# start of Given records
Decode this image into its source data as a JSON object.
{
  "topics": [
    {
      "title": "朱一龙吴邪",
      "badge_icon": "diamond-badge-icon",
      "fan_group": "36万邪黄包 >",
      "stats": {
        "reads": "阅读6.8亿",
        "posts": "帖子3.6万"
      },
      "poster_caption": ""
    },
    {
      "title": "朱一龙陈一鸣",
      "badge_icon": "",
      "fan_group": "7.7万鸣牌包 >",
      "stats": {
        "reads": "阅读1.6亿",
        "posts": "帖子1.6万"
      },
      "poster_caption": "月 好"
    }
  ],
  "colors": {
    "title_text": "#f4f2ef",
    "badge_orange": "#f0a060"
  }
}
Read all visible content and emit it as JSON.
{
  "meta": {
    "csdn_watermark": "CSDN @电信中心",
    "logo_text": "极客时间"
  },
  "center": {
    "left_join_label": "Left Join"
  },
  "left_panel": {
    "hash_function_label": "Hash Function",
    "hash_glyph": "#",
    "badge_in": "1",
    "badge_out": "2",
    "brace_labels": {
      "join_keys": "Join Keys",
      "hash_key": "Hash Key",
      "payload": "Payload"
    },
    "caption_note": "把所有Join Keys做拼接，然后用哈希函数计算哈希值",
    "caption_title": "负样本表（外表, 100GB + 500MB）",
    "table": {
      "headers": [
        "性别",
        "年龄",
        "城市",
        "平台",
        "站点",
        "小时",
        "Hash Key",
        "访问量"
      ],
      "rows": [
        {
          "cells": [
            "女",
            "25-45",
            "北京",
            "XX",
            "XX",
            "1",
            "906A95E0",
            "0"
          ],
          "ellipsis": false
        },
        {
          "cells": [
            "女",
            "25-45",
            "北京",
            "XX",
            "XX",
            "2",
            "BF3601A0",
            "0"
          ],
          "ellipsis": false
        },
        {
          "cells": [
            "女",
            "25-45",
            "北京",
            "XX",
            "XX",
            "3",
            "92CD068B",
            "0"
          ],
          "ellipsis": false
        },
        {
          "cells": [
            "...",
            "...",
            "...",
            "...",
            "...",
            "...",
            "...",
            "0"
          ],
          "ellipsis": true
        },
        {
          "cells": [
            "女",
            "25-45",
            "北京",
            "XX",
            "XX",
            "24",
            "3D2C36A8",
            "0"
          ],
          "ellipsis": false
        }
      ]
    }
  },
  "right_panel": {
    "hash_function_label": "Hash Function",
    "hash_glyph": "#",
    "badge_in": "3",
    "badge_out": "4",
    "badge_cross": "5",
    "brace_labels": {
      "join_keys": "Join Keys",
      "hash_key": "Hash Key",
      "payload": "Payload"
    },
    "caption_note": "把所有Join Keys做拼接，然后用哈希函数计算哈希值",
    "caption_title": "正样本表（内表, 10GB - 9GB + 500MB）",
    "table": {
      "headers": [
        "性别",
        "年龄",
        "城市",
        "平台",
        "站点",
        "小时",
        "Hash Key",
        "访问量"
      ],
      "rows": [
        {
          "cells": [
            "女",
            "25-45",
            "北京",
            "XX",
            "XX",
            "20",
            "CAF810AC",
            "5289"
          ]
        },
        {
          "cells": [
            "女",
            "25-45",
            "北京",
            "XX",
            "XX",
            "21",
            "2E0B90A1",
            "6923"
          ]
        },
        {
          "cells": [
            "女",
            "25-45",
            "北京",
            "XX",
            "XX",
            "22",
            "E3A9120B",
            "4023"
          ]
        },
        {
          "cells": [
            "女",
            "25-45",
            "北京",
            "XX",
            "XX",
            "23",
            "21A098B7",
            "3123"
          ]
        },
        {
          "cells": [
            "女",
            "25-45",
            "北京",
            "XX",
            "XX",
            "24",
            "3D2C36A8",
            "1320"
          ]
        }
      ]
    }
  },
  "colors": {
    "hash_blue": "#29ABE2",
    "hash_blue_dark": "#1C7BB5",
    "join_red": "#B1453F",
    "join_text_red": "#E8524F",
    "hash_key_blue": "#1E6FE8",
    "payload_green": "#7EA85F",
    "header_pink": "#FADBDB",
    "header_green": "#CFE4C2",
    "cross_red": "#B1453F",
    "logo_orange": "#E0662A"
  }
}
# end of Given records
### [What the task asks]
Faithfully copy every entry, leaving nothing out.

### [Complete response]
Decode this image into its source data as a JSON object.
{
  "topics": [
    {
      "title": "朱一龙吴邪",
      "badge_icon": "diamond-badge-icon",
      "fan_group": "36万邪黄包 >",
      "stats": {
        "reads": "阅读6.8亿",
        "posts": "帖子3.6万"
      },
      "poster_caption": ""
    },
    {
      "title": "朱一龙陈一鸣",
      "badge_icon": "",
      "fan_group": "7.7万鸣牌包 >",
      "stats": {
        "reads": "阅读1.6亿",
        "posts": "帖子1.6万"
      },
      "poster_caption": "月 好"
    }
  ],
  "colors": {
    "title_text": "#f4f2ef",
    "badge_orange": "#f0a060"
  }
}
Read all visible content and emit it as JSON.
{
  "meta": {
    "csdn_watermark": "CSDN @电信中心",
    "logo_text": "极客时间"
  },
  "center": {
    "left_join_label": "Left Join"
  },
  "left_panel": {
    "hash_function_label": "Hash Function",
    "hash_glyph": "#",
    "badge_in": "1",
    "badge_out": "2",
    "brace_labels": {
      "join_keys": "Join Keys",
      "hash_key": "Hash Key",
      "payload": "Payload"
    },
    "caption_note": "把所有Join Keys做拼接，然后用哈希函数计算哈希值",
    "caption_title": "负样本表（外表, 100GB + 500MB）",
    "table": {
      "headers": [
        "性别",
        "年龄",
        "城市",
        "平台",
        "站点",
        "小时",
        "Hash Key",
        "访问量"
      ],
      "rows": [
        {
          "cells": [
            "女",
            "25-45",
            "北京",
            "XX",
            "XX",
            "1",
            "906A95E0",
            "0"
          ],
          "ellipsis": false
        },
        {
          "cells": [
            "女",
            "25-45",
            "北京",
            "XX",
            "XX",
            "2",
            "BF3601A0",
            "0"
          ],
          "ellipsis": false
        },
        {
          "cells": [
            "女",
            "25-45",
            "北京",
            "XX",
            "XX",
            "3",
            "92CD068B",
            "0"
          ],
          "ellipsis": false
        },
        {
          "cells": [
            "...",
            "...",
            "...",
            "...",
            "...",
            "...",
            "...",
            "0"
          ],
          "ellipsis": true
        },
        {
          "cells": [
            "女",
            "25-45",
            "北京",
            "XX",
            "XX",
            "24",
            "3D2C36A8",
            "0"
          ],
          "ellipsis": false
        }
      ]
    }
  },
  "right_panel": {
    "hash_function_label": "Hash Function",
    "hash_glyph": "#",
    "badge_in": "3",
    "badge_out": "4",
    "badge_cross": "5",
    "brace_labels": {
      "join_keys": "Join Keys",
      "hash_key": "Hash Key",
      "payload": "Payload"
    },
    "caption_note": "把所有Join Keys做拼接，然后用哈希函数计算哈希值",
    "caption_title": "正样本表（内表, 10GB - 9GB + 500MB）",
    "table": {
      "headers": [
        "性别",
        "年龄",
        "城市",
        "平台",
        "站点",
        "小时",
        "Hash Key",
        "访问量"
      ],
      "rows": [
        {
          "cells": [
            "女",
            "25-45",
            "北京",
            "XX",
            "XX",
            "20",
            "CAF810AC",
            "5289"
          ]
        },
        {
          "cells": [
            "女",
            "25-45",
            "北京",
            "XX",
            "XX",
            "21",
            "2E0B90A1",
            "6923"
          ]
        },
        {
          "cells": [
            "女",
            "25-45",
            "北京",
            "XX",
            "XX",
            "22",
            "E3A9120B",
            "4023"
          ]
        },
        {
          "cells": [
            "女",
            "25-45",
            "北京",
            "XX",
            "XX",
            "23",
            "21A098B7",
            "3123"
          ]
        },
        {
          "cells": [
            "女",
            "25-45",
            "北京",
            "XX",
            "XX",
            "24",
            "3D2C36A8",
            "1320"
          ]
        }
      ]
    }
  },
  "colors": {
    "hash_blue": "#29ABE2",
    "hash_blue_dark": "#1C7BB5",
    "join_red": "#B1453F",
    "join_text_red": "#E8524F",
    "hash_key_blue": "#1E6FE8",
    "payload_green": "#7EA85F",
    "header_pink": "#FADBDB",
    "header_green": "#CFE4C2",
    "cross_red": "#B1453F",
    "logo_orange": "#E0662A"
  }
}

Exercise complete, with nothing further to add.